Stored entries
■ ■ ■ ■ ■ ■ ■

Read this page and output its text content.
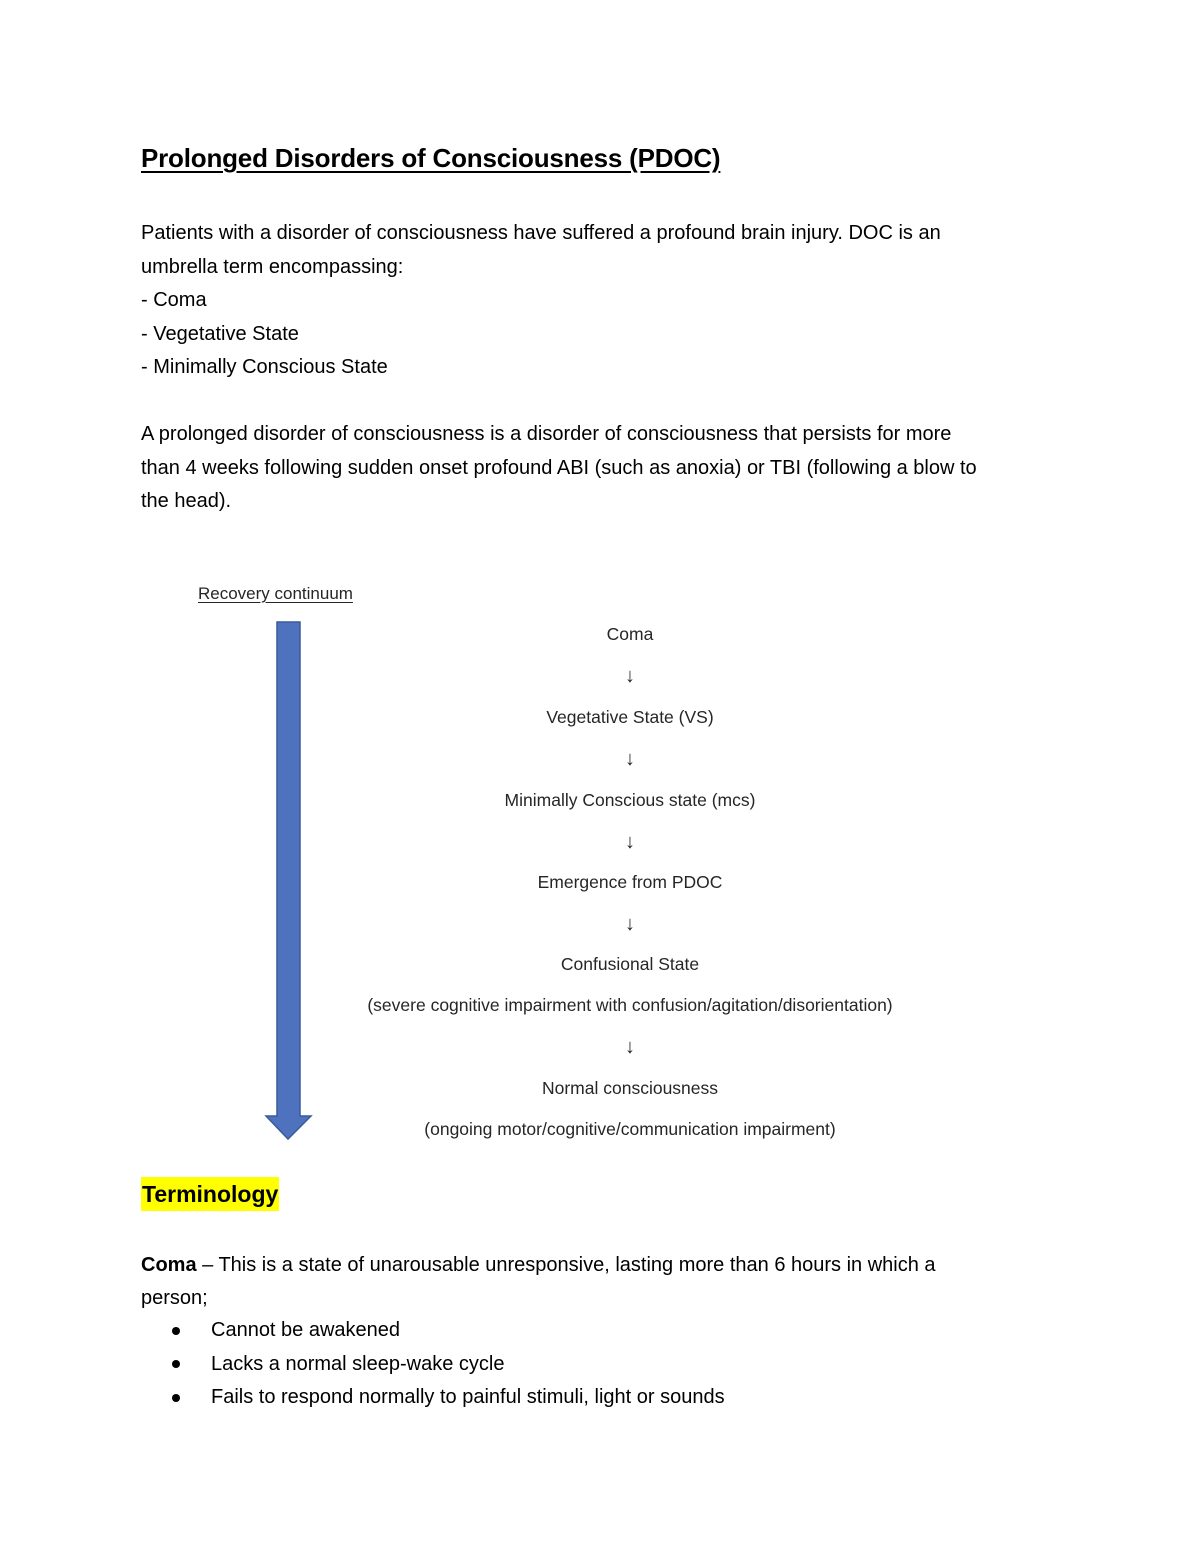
Prolonged Disorders of Consciousness (PDOC)
Patients with a disorder of consciousness have suffered a profound brain injury. DOC is an
umbrella term encompassing:
- Coma
- Vegetative State
- Minimally Conscious State
A prolonged disorder of consciousness is a disorder of consciousness that persists for more
than 4 weeks following sudden onset profound ABI (such as anoxia) or TBI (following a blow to
the head).
Recovery continuum
Coma
↓
Vegetative State (VS)
↓
Minimally Conscious state (mcs)
↓
Emergence from PDOC
↓
Confusional State
(severe cognitive impairment with confusion/agitation/disorientation)
↓
Normal consciousness
(ongoing motor/cognitive/communication impairment)
Terminology
Coma – This is a state of unarousable unresponsive, lasting more than 6 hours in which a
person;
Cannot be awakened
Lacks a normal sleep-wake cycle
Fails to respond normally to painful stimuli, light or sounds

■ ■ ■ ■ ■ ■ ■

**YOUR TASK**
Pull out every line holding "than" from the records above, and copy it.

**SOLUTION TO THIS EXERCISE**
than 4 weeks following sudden onset profound ABI (such as anoxia) or TBI (following a blow to
Coma – This is a state of unarousable unresponsive, lasting more than 6 hours in which a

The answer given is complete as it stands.